[WORK TO COMPLETE] Give the number of lines in the data below where the word "within" appears, and nothing besides.

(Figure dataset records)
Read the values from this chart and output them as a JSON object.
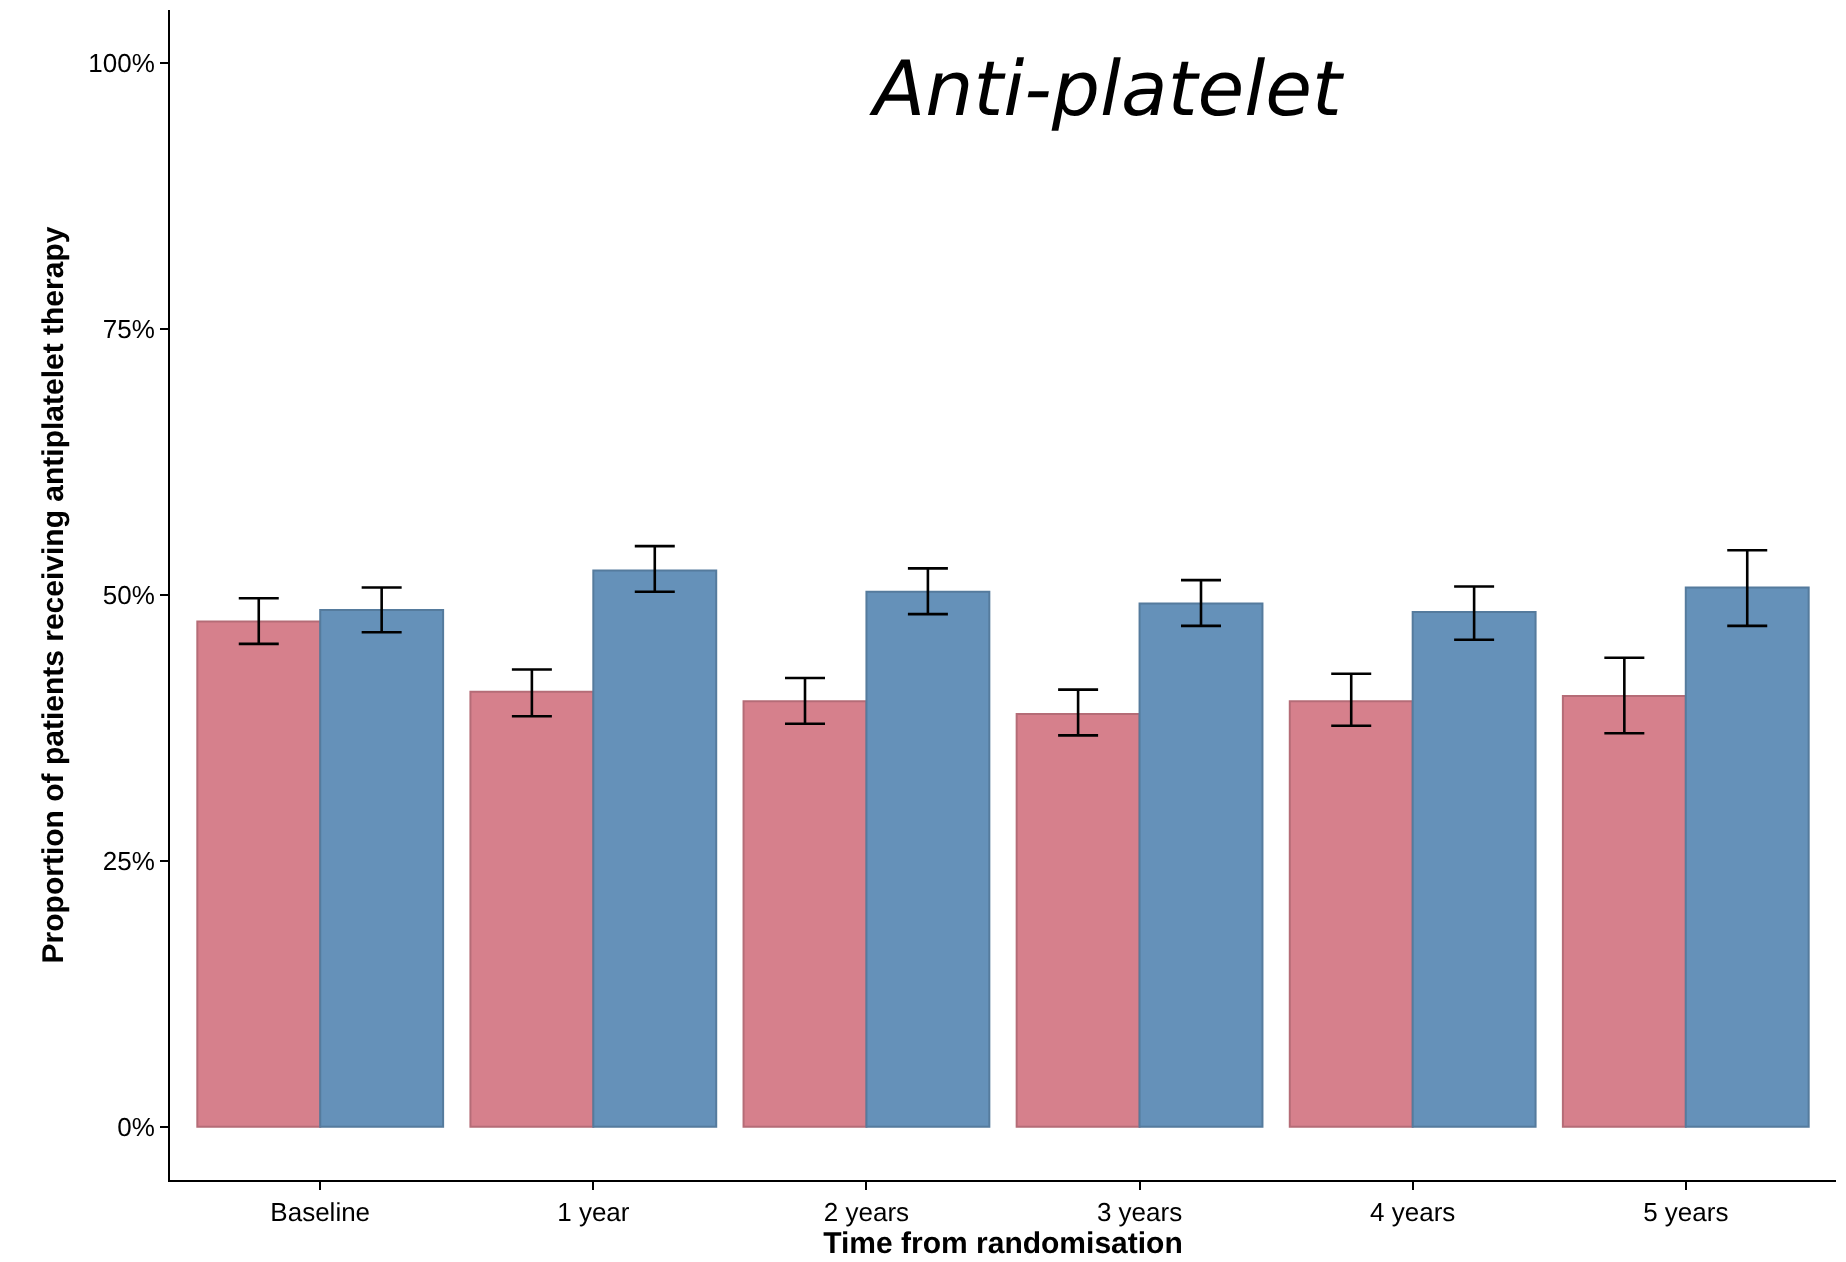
{
  "chart_data": {
    "type": "bar",
    "title": "Anti-platelet",
    "xlabel": "Time from randomisation",
    "ylabel": "Proportion of patients receiving antiplatelet therapy",
    "categories": [
      "Baseline",
      "1 year",
      "2 years",
      "3 years",
      "4 years",
      "5 years"
    ],
    "series": [
      {
        "color": "#d6808c",
        "values": [
          47.5,
          40.9,
          40.0,
          38.8,
          40.0,
          40.5
        ],
        "errors": [
          [
            45.4,
            49.7
          ],
          [
            38.6,
            43.0
          ],
          [
            37.9,
            42.2
          ],
          [
            36.8,
            41.1
          ],
          [
            37.7,
            42.6
          ],
          [
            37.0,
            44.1
          ]
        ]
      },
      {
        "color": "#6591b9",
        "values": [
          48.6,
          52.3,
          50.3,
          49.2,
          48.4,
          50.7
        ],
        "errors": [
          [
            46.5,
            50.7
          ],
          [
            50.3,
            54.6
          ],
          [
            48.2,
            52.5
          ],
          [
            47.1,
            51.4
          ],
          [
            45.8,
            50.8
          ],
          [
            47.1,
            54.2
          ]
        ]
      }
    ],
    "ylim": [
      -5,
      105
    ],
    "yticks": [
      {
        "value": 0,
        "label": "0%"
      },
      {
        "value": 25,
        "label": "25%"
      },
      {
        "value": 50,
        "label": "50%"
      },
      {
        "value": 75,
        "label": "75%"
      },
      {
        "value": 100,
        "label": "100%"
      }
    ],
    "legend": false
  }
}
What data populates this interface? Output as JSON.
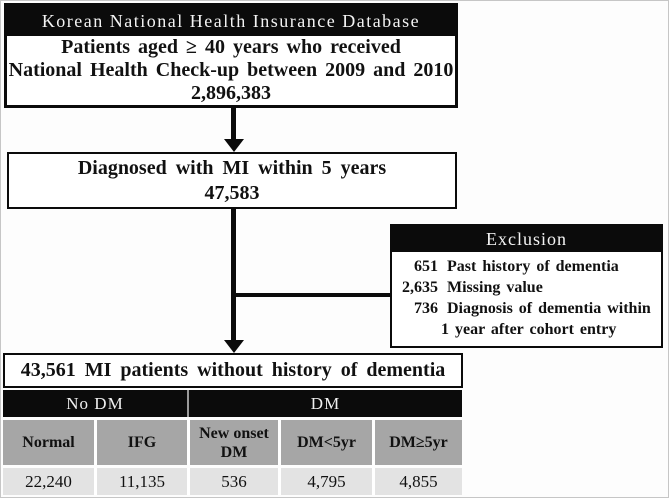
{
  "flowchart": {
    "db_box": {
      "header": "Korean National Health Insurance Database",
      "line1": "Patients aged ≥ 40 years who received",
      "line2": "National Health Check-up between 2009 and 2010",
      "count": "2,896,383"
    },
    "mi_box": {
      "line1": "Diagnosed with MI within 5 years",
      "count": "47,583"
    },
    "exclusion_box": {
      "header": "Exclusion",
      "items": [
        {
          "count": "651",
          "label": "Past history of dementia"
        },
        {
          "count": "2,635",
          "label": "Missing value"
        },
        {
          "count": "736",
          "label": "Diagnosis of dementia within",
          "label2": "1 year after cohort entry"
        }
      ]
    },
    "cohort_box": {
      "label": "43,561 MI patients without history of dementia"
    }
  },
  "table": {
    "group_headers": [
      {
        "label": "No DM"
      },
      {
        "label": "DM"
      }
    ],
    "columns": [
      "Normal",
      "IFG",
      "New onset DM",
      "DM<5yr",
      "DM≥5yr"
    ],
    "values": [
      "22,240",
      "11,135",
      "536",
      "4,795",
      "4,855"
    ]
  },
  "colors": {
    "ink": "#0b0b0b",
    "cell-dark": "#a6a6a6",
    "cell-light": "#e3e3e3"
  }
}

[ANSWER SPACE] 2